>> begin Records supplied
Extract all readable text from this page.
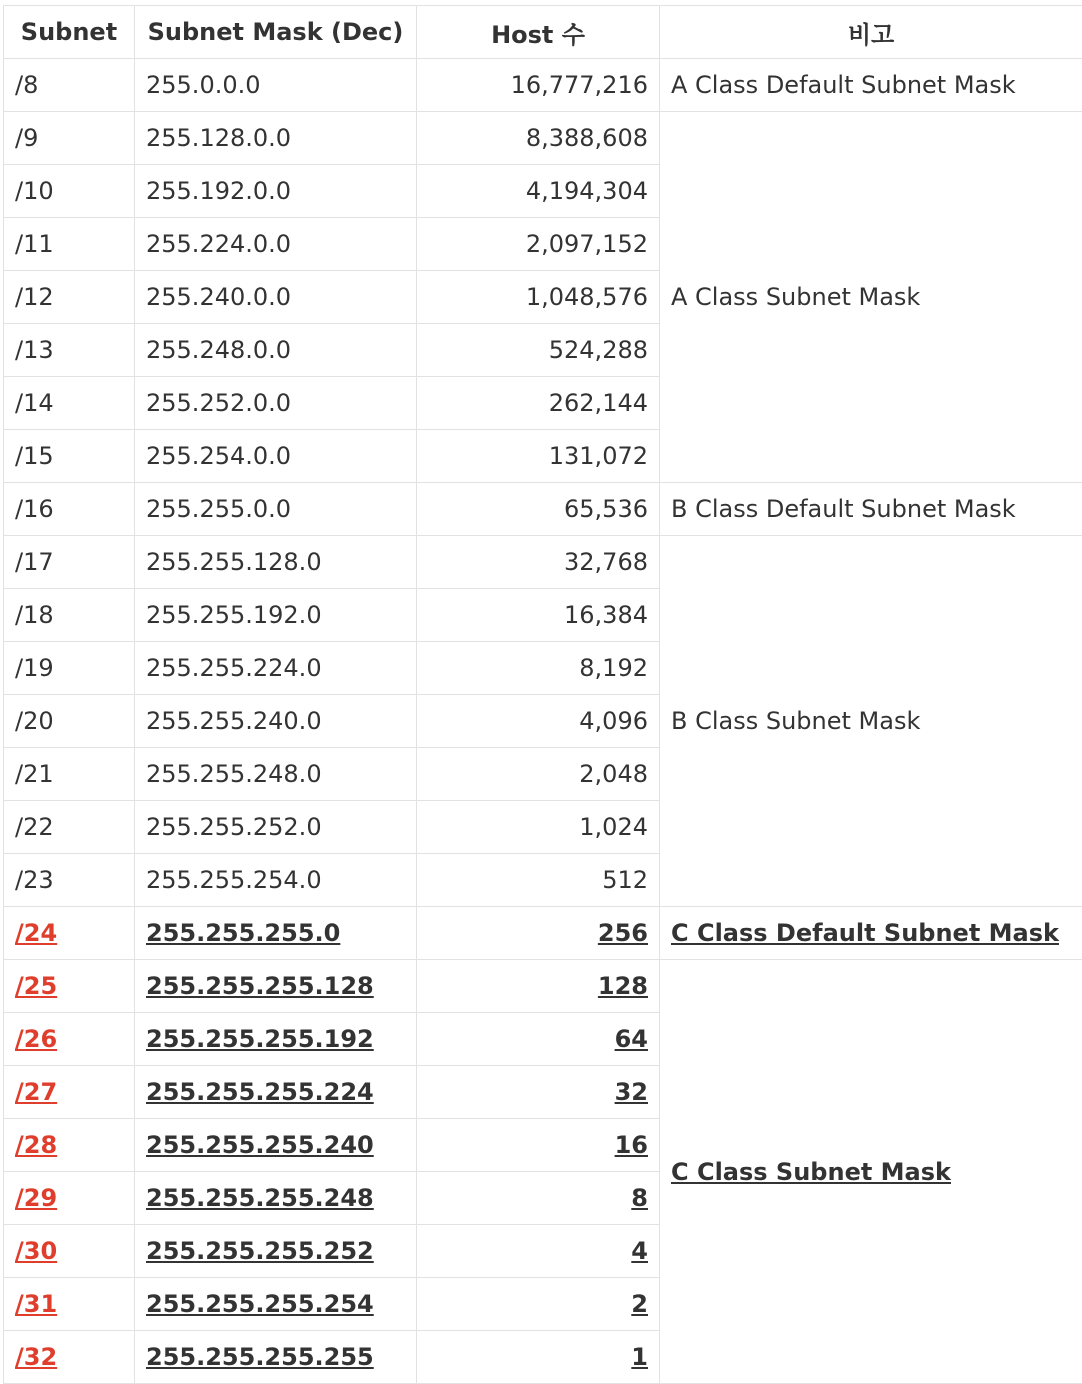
Subnet	Subnet Mask (Dec)	Host 수	비고
/8	255.0.0.0	16,777,216	A Class Default Subnet Mask
/9	255.128.0.0	8,388,608	A Class Subnet Mask
/10	255.192.0.0	4,194,304	
/11	255.224.0.0	2,097,152	
/12	255.240.0.0	1,048,576	
/13	255.248.0.0	524,288	
/14	255.252.0.0	262,144	
/15	255.254.0.0	131,072	
/16	255.255.0.0	65,536	B Class Default Subnet Mask
/17	255.255.128.0	32,768	B Class Subnet Mask
/18	255.255.192.0	16,384	
/19	255.255.224.0	8,192	
/20	255.255.240.0	4,096	
/21	255.255.248.0	2,048	
/22	255.255.252.0	1,024	
/23	255.255.254.0	512	
/24	255.255.255.0	256	C Class Default Subnet Mask
/25	255.255.255.128	128	C Class Subnet Mask
/26	255.255.255.192	64	
/27	255.255.255.224	32	
/28	255.255.255.240	16	
/29	255.255.255.248	8	
/30	255.255.255.252	4	
/31	255.255.255.254	2	
/32	255.255.255.255	1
>> end Records supplied
Whichever lines contain the string "Subnet", select and copy them.

Subnet	Subnet Mask (Dec)	Host 수	비고
/8	255.0.0.0	16,777,216	A Class Default Subnet Mask
/9	255.128.0.0	8,388,608	A Class Subnet Mask
/16	255.255.0.0	65,536	B Class Default Subnet Mask
/17	255.255.128.0	32,768	B Class Subnet Mask
/24	255.255.255.0	256	C Class Default Subnet Mask
/25	255.255.255.128	128	C Class Subnet Mask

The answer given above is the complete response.